Count every line below that contains "glyph", then state the total with no other output.

LISTED ENTRIES »
= = = = =
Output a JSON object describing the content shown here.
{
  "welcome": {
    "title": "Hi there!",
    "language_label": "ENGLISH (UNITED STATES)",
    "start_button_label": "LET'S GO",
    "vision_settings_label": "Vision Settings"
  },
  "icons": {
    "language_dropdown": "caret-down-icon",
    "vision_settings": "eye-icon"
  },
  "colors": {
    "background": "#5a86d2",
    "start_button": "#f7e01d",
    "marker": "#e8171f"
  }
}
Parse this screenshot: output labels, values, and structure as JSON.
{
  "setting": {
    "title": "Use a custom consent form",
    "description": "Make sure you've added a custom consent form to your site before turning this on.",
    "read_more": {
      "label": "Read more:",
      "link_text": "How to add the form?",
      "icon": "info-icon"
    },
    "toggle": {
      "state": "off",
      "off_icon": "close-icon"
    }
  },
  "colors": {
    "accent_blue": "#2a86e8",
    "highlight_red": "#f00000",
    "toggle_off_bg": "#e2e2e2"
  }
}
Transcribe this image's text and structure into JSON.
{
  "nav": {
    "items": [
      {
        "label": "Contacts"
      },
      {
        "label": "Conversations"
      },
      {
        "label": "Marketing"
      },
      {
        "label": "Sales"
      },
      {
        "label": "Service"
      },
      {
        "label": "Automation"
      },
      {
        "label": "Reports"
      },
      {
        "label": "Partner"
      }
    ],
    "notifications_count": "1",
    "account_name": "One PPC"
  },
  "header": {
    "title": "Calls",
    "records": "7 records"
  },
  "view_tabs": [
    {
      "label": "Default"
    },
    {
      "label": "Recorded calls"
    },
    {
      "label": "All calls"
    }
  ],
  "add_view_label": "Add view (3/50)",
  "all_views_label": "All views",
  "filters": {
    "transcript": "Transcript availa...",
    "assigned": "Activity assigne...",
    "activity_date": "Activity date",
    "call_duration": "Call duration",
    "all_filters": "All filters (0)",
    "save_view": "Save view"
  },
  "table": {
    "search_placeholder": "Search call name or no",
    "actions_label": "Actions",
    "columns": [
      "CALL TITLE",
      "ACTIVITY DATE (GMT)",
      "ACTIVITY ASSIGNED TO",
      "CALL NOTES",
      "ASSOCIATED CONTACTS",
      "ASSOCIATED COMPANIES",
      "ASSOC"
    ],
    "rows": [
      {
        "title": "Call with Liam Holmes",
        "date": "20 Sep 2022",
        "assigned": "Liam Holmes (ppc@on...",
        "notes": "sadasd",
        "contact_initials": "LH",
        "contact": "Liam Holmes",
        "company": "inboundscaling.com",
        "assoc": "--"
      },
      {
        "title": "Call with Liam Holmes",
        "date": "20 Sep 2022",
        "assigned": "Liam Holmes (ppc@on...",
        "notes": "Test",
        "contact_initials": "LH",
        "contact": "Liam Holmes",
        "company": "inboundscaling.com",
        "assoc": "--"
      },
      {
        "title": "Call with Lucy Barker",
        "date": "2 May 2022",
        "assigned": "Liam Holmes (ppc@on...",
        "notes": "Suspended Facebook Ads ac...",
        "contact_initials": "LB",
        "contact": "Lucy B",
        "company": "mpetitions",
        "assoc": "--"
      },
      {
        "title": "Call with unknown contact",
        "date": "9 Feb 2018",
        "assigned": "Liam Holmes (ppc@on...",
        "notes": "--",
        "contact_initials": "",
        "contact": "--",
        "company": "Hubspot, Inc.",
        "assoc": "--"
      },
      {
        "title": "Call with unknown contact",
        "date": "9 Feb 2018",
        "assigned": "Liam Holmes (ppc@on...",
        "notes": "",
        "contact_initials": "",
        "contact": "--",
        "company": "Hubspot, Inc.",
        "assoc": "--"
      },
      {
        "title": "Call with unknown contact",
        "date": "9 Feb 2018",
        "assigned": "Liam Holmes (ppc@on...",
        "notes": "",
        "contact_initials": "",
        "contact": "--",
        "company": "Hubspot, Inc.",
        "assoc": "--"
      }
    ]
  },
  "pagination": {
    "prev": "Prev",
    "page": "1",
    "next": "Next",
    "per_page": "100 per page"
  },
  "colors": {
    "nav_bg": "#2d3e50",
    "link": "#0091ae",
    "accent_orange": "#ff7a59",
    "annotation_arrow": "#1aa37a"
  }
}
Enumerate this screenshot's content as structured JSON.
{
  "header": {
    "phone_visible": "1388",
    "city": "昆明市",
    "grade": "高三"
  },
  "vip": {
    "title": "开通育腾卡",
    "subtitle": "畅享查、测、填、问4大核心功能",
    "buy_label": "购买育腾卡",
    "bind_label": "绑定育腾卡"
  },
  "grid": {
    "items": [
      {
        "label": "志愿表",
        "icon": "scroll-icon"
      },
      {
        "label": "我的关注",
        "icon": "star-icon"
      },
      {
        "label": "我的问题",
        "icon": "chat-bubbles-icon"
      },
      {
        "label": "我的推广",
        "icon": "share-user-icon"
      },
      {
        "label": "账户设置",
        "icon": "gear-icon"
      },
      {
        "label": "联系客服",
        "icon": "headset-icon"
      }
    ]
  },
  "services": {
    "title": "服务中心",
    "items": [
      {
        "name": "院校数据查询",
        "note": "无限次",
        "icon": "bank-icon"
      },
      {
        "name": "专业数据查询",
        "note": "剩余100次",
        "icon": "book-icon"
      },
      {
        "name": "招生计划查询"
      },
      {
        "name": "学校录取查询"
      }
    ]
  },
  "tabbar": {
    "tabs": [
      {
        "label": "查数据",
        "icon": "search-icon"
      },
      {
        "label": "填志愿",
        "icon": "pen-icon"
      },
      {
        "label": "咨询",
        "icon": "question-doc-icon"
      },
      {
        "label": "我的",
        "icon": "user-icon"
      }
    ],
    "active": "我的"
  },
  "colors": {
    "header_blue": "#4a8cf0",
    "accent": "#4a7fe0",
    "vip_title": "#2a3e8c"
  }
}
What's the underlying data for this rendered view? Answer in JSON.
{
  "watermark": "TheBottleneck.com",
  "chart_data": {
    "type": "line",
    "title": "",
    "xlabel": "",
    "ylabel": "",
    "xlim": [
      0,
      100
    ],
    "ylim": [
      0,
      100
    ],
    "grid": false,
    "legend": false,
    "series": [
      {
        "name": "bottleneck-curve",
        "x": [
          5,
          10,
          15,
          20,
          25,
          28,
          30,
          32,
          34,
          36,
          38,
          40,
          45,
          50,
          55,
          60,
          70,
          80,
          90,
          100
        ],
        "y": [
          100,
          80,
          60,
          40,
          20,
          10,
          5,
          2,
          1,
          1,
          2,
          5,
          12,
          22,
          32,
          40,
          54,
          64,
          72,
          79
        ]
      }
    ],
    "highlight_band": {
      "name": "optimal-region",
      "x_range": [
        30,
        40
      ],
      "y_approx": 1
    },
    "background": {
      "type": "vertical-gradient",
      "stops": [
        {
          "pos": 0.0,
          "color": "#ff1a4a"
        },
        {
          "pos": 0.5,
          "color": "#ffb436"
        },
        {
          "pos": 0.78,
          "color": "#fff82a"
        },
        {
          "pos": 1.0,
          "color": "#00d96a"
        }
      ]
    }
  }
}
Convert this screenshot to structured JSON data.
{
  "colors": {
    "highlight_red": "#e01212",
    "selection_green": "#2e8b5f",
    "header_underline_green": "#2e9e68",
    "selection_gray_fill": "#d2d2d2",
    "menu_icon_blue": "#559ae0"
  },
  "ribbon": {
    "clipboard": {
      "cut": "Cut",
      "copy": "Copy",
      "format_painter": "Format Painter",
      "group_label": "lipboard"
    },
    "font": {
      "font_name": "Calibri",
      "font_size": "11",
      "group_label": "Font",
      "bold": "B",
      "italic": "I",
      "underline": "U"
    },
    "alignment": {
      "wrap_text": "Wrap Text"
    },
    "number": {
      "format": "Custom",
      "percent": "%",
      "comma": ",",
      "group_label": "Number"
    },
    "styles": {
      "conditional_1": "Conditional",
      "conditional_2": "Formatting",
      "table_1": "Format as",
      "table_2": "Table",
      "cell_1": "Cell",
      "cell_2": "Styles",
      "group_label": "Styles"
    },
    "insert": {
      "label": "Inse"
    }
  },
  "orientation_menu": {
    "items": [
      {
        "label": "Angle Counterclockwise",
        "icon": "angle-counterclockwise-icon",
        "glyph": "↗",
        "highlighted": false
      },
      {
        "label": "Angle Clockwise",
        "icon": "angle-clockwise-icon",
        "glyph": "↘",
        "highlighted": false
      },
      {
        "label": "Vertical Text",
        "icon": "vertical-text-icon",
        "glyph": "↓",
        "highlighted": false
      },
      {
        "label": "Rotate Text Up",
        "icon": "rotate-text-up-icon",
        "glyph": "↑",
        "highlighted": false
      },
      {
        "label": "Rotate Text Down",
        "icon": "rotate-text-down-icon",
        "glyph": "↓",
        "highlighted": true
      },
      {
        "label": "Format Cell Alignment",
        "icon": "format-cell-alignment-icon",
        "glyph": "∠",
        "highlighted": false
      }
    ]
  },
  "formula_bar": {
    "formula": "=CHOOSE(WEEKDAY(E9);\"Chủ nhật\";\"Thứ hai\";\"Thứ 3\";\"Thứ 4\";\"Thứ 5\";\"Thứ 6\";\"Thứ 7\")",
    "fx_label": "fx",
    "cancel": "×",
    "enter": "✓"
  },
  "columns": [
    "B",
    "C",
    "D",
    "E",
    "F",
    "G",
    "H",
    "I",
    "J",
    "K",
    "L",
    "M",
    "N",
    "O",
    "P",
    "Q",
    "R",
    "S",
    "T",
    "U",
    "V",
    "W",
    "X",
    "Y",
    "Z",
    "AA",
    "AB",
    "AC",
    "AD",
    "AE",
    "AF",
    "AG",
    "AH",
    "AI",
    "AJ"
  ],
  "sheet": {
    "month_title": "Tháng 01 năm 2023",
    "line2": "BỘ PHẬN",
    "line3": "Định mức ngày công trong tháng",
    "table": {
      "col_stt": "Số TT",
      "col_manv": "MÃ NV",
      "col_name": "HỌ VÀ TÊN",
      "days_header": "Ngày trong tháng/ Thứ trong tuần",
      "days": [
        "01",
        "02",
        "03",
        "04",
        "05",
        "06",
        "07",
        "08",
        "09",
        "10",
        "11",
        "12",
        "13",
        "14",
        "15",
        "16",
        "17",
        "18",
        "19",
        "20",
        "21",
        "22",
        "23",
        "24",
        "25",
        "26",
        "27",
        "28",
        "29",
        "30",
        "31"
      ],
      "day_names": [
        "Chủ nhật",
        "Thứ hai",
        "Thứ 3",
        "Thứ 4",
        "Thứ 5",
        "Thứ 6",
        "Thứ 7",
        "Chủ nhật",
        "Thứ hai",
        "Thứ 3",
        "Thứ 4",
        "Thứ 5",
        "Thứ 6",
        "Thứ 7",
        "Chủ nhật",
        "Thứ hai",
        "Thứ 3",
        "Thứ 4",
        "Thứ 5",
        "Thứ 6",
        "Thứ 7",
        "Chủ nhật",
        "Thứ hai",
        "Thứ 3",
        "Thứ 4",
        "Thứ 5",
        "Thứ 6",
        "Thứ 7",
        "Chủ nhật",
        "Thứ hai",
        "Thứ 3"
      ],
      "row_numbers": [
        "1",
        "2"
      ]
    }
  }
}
= = = = =
THE RESPONSE » 6